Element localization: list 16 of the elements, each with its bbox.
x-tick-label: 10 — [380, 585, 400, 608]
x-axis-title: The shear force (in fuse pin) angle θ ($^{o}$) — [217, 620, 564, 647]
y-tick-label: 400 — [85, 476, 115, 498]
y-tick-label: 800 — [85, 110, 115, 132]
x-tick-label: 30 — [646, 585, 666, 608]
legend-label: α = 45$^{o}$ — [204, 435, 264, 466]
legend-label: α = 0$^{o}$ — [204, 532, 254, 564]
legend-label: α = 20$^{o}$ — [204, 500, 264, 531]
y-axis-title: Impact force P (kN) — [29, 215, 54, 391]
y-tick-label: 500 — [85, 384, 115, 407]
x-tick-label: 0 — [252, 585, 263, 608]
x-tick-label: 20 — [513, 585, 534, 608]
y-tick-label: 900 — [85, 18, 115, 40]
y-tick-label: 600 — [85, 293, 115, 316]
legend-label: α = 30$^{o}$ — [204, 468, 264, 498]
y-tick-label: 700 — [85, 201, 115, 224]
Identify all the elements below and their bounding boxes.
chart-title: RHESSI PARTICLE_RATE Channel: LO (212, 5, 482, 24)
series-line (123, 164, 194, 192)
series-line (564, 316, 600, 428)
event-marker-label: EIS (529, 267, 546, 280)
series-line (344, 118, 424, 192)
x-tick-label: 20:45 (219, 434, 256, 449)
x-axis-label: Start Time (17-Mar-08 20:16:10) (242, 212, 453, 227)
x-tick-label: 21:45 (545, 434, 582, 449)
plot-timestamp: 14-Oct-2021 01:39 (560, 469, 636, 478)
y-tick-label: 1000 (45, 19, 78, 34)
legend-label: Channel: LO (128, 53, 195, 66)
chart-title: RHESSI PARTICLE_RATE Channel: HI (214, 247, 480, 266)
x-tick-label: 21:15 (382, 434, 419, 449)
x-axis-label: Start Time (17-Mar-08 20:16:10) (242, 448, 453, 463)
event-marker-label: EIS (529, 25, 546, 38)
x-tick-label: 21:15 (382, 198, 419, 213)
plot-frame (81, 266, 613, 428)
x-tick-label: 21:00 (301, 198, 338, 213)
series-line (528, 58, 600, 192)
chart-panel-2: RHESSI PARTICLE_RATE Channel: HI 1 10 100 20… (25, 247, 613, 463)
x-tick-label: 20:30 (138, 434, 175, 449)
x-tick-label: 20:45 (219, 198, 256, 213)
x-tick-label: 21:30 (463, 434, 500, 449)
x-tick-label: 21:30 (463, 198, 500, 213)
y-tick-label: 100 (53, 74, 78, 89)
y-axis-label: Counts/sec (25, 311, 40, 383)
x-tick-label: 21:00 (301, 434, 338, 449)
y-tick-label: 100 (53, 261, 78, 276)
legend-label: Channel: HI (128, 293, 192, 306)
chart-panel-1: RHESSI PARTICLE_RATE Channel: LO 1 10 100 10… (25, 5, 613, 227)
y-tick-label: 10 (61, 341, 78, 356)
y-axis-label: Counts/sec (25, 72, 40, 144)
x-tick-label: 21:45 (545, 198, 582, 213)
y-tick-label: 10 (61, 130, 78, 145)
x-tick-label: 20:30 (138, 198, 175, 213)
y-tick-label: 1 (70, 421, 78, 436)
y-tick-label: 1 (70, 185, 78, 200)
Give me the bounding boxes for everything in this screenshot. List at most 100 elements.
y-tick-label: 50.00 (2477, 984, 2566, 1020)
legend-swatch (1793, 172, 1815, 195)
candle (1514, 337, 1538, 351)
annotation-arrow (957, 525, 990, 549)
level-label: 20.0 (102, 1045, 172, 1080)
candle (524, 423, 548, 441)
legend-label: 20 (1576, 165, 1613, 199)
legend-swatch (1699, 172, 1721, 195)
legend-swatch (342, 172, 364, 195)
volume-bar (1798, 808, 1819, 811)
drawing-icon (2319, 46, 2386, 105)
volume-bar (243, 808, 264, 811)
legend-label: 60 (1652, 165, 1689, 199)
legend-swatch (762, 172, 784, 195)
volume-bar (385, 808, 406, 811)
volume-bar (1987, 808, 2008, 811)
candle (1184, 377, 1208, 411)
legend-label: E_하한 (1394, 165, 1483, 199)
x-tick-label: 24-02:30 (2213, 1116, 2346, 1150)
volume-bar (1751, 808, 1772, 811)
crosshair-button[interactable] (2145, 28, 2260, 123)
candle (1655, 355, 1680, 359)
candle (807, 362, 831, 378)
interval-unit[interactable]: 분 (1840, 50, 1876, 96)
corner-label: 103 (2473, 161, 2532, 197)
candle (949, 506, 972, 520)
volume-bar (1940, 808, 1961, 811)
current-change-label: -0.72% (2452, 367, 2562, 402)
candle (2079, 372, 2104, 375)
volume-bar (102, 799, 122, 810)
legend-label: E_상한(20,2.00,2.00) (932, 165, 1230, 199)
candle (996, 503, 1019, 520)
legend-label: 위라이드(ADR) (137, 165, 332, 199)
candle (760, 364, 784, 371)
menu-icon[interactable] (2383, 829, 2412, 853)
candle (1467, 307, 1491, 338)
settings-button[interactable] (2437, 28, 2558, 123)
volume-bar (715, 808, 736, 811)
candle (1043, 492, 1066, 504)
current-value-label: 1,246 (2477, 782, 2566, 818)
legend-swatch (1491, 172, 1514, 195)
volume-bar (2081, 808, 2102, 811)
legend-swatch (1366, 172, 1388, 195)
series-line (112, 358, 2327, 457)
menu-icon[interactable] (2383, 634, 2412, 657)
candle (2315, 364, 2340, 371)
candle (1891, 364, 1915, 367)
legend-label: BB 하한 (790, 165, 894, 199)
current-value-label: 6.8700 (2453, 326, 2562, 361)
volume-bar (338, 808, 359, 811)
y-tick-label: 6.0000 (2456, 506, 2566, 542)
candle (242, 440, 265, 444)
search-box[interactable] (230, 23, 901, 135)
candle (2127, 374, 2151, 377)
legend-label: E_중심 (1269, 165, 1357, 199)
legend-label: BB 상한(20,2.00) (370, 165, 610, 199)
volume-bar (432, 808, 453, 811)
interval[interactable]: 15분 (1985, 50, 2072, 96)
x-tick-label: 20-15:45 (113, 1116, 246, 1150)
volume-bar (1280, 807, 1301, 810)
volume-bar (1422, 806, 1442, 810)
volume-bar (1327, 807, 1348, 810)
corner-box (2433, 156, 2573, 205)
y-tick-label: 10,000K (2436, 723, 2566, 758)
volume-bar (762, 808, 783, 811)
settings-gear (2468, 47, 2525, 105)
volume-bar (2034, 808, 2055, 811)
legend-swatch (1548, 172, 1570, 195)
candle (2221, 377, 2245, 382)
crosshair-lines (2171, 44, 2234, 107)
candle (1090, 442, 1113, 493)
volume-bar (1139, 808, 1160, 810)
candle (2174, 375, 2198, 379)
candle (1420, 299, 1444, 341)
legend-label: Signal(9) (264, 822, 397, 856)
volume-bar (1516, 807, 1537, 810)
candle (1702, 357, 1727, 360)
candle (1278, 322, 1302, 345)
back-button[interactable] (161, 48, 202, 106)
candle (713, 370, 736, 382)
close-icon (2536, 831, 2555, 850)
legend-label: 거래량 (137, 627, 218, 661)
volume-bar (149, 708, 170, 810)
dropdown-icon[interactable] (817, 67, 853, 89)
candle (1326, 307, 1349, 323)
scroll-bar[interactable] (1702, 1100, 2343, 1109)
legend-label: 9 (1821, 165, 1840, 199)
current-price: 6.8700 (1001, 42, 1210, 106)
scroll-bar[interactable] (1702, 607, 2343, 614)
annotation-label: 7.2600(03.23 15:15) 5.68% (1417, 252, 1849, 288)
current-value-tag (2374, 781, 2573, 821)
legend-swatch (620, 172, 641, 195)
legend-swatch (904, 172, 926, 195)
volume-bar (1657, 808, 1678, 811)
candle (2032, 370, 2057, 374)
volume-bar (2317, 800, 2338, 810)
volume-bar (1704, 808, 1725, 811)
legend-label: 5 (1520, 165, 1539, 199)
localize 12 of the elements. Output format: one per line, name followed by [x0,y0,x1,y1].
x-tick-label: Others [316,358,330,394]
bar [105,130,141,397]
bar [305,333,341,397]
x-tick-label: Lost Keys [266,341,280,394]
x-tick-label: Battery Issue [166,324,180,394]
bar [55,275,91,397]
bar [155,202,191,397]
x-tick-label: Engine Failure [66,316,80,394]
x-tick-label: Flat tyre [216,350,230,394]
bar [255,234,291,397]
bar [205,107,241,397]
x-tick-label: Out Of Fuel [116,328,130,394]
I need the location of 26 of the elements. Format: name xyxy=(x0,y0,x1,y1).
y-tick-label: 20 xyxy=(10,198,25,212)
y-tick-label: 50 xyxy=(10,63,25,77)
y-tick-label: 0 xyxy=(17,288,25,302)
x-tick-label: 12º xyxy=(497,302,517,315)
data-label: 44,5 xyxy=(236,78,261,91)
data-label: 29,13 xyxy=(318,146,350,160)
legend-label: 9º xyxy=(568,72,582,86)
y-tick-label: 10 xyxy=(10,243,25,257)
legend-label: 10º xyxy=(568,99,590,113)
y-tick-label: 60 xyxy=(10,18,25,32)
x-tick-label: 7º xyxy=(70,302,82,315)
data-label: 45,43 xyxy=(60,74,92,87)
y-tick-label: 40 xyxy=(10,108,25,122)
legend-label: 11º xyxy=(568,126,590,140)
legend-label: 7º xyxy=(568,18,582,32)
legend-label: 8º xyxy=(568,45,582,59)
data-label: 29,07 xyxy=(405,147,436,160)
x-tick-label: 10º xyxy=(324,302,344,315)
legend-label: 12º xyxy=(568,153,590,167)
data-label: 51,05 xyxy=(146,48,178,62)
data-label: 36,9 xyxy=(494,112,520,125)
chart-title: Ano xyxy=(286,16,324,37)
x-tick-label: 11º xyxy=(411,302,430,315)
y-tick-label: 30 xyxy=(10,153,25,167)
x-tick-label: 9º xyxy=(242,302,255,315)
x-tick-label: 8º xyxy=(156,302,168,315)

• **DESCRIPTION OF THE TASK**
Copy out verbatim the records from their first line up to and including the line that contains "event-marker-label: EIS (529, 267, 546, 280)", and nothing beyond it.

• **TASK ANSWER**
Element localization: list 16 of the elements, each with its bbox.
x-tick-label: 10 — [380, 585, 400, 608]
x-axis-title: The shear force (in fuse pin) angle θ ($^{o}$) — [217, 620, 564, 647]
y-tick-label: 400 — [85, 476, 115, 498]
y-tick-label: 800 — [85, 110, 115, 132]
x-tick-label: 30 — [646, 585, 666, 608]
legend-label: α = 45$^{o}$ — [204, 435, 264, 466]
legend-label: α = 0$^{o}$ — [204, 532, 254, 564]
legend-label: α = 20$^{o}$ — [204, 500, 264, 531]
y-axis-title: Impact force P (kN) — [29, 215, 54, 391]
y-tick-label: 500 — [85, 384, 115, 407]
x-tick-label: 0 — [252, 585, 263, 608]
x-tick-label: 20 — [513, 585, 534, 608]
y-tick-label: 900 — [85, 18, 115, 40]
y-tick-label: 600 — [85, 293, 115, 316]
legend-label: α = 30$^{o}$ — [204, 468, 264, 498]
y-tick-label: 700 — [85, 201, 115, 224]
Identify all the elements below and their bounding boxes.
chart-title: RHESSI PARTICLE_RATE Channel: LO (212, 5, 482, 24)
series-line (123, 164, 194, 192)
series-line (564, 316, 600, 428)
event-marker-label: EIS (529, 267, 546, 280)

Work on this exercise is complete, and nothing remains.